### Description of the task:
Provide the count of lines that hold "Canada" and no other output.

### Collected data entries:
☆ ☆ ☆

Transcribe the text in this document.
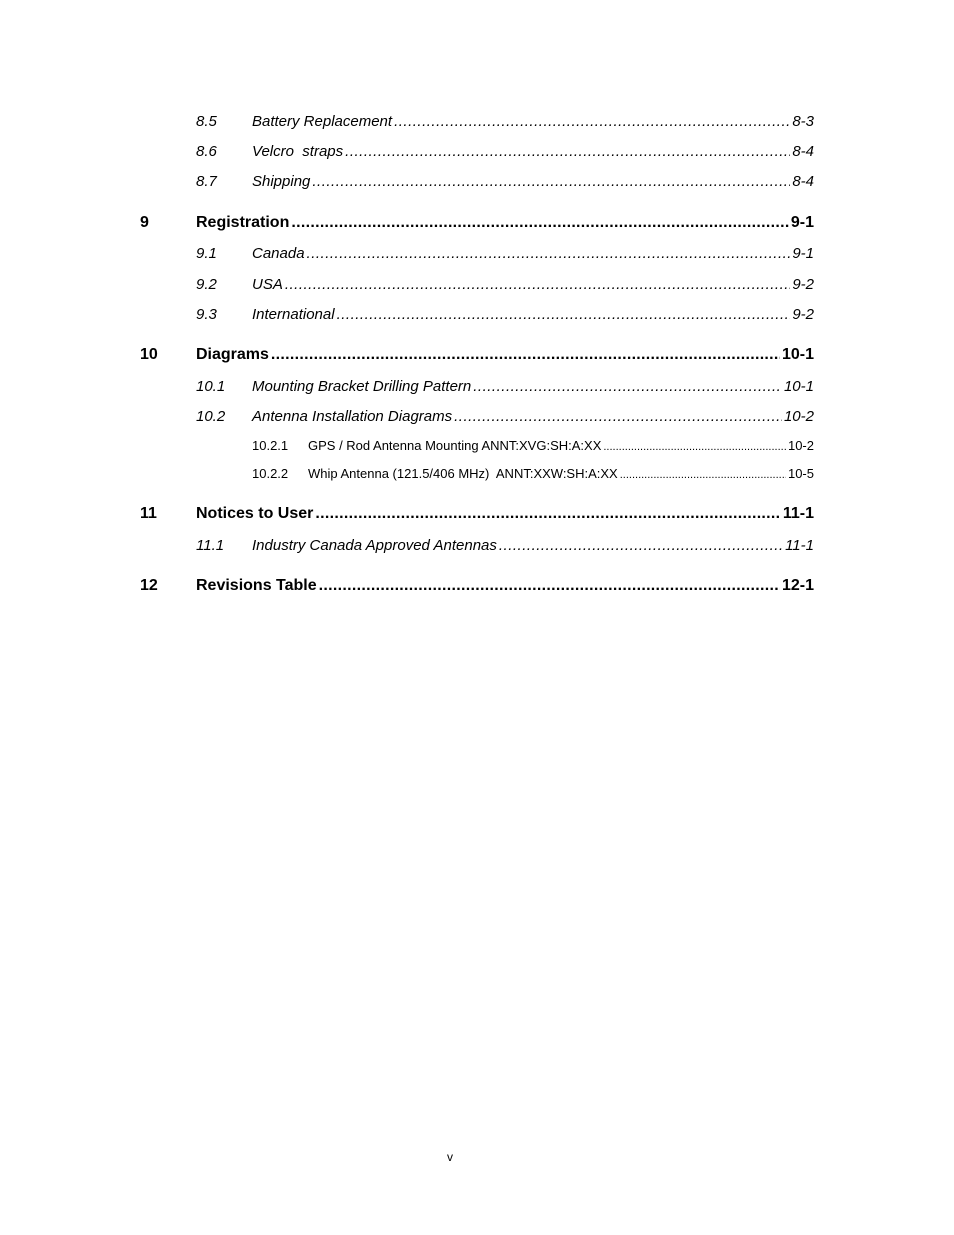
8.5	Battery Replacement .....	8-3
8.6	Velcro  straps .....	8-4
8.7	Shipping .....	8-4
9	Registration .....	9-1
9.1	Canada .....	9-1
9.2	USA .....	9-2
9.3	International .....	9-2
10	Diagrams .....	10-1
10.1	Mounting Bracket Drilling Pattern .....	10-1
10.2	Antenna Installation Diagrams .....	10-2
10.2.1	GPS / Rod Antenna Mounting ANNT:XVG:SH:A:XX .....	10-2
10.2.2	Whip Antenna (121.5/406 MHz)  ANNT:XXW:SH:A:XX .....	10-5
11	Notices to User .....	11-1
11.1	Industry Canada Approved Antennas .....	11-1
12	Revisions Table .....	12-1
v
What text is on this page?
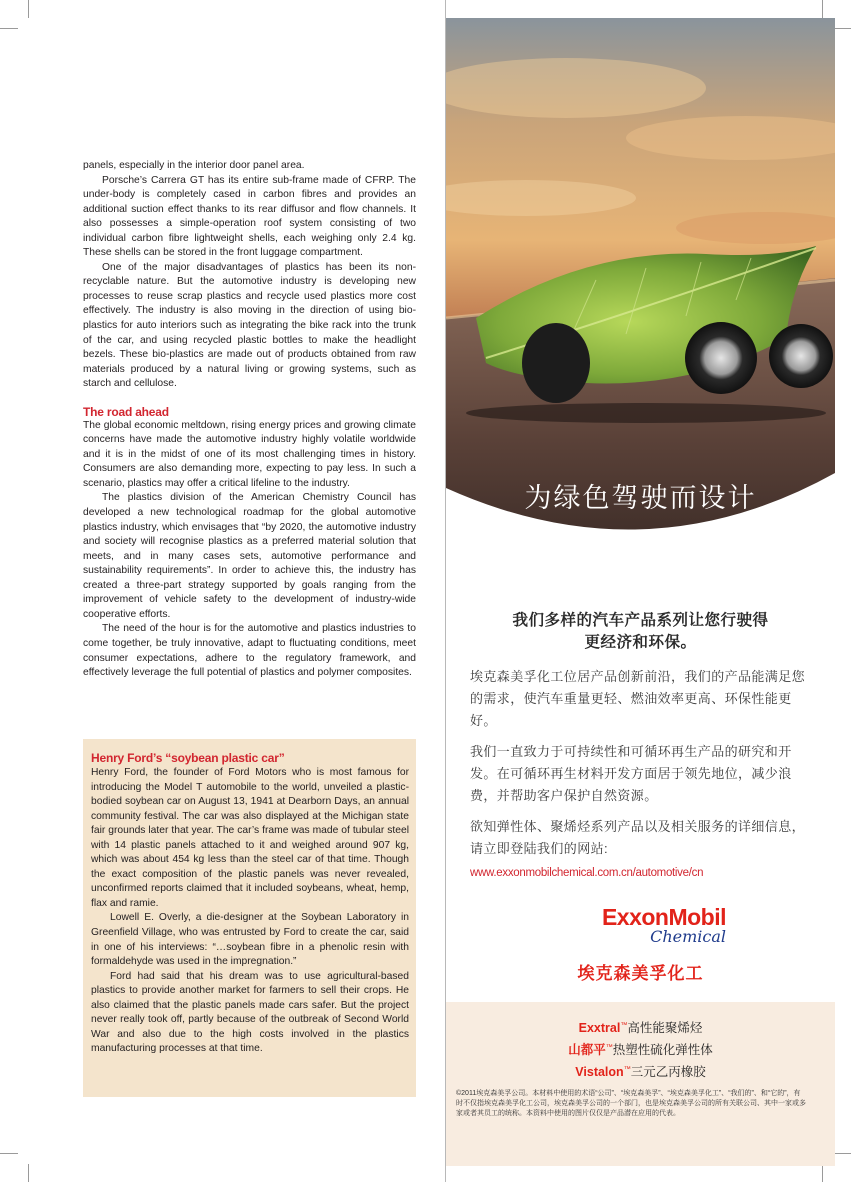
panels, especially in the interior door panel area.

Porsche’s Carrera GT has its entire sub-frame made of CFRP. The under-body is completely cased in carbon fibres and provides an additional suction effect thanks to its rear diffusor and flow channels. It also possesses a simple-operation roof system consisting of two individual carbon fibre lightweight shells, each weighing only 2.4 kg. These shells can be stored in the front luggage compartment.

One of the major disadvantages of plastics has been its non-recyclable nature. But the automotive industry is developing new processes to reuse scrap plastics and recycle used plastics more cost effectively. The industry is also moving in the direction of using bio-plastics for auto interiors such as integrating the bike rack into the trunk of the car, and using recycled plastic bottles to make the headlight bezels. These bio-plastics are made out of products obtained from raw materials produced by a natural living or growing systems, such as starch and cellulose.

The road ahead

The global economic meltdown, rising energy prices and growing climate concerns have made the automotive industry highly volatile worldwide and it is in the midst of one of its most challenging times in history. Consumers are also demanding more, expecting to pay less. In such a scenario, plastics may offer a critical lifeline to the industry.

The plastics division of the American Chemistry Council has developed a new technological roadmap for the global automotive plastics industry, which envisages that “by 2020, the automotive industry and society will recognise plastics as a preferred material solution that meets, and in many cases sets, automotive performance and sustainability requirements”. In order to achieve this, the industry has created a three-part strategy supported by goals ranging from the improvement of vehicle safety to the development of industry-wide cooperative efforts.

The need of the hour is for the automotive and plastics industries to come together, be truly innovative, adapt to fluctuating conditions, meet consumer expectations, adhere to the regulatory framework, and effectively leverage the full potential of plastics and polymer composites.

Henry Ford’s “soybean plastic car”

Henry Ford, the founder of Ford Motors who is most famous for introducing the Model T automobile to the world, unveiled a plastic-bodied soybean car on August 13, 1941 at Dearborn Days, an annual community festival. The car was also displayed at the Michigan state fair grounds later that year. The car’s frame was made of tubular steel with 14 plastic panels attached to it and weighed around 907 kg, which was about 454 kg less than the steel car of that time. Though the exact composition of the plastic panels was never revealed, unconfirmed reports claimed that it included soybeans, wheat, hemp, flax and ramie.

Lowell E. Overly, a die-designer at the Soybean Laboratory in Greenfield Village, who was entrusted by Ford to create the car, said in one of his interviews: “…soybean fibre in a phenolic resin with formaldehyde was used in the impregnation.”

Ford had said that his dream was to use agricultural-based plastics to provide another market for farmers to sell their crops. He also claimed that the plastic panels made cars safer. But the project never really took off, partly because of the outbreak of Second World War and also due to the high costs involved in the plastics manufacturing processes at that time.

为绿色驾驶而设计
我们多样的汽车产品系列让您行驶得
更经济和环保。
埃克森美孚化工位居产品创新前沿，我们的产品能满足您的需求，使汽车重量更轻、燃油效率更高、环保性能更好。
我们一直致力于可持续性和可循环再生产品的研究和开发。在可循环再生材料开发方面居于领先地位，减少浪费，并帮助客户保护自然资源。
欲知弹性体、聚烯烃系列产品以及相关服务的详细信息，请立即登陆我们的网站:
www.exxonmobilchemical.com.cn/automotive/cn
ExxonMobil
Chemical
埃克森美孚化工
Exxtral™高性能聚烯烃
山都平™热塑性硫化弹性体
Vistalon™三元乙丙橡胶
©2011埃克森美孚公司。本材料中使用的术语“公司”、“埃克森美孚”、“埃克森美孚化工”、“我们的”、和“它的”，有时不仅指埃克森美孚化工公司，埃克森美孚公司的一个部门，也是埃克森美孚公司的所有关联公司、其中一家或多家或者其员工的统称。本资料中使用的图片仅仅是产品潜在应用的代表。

☆ ☆ ☆

### Solved problem:
2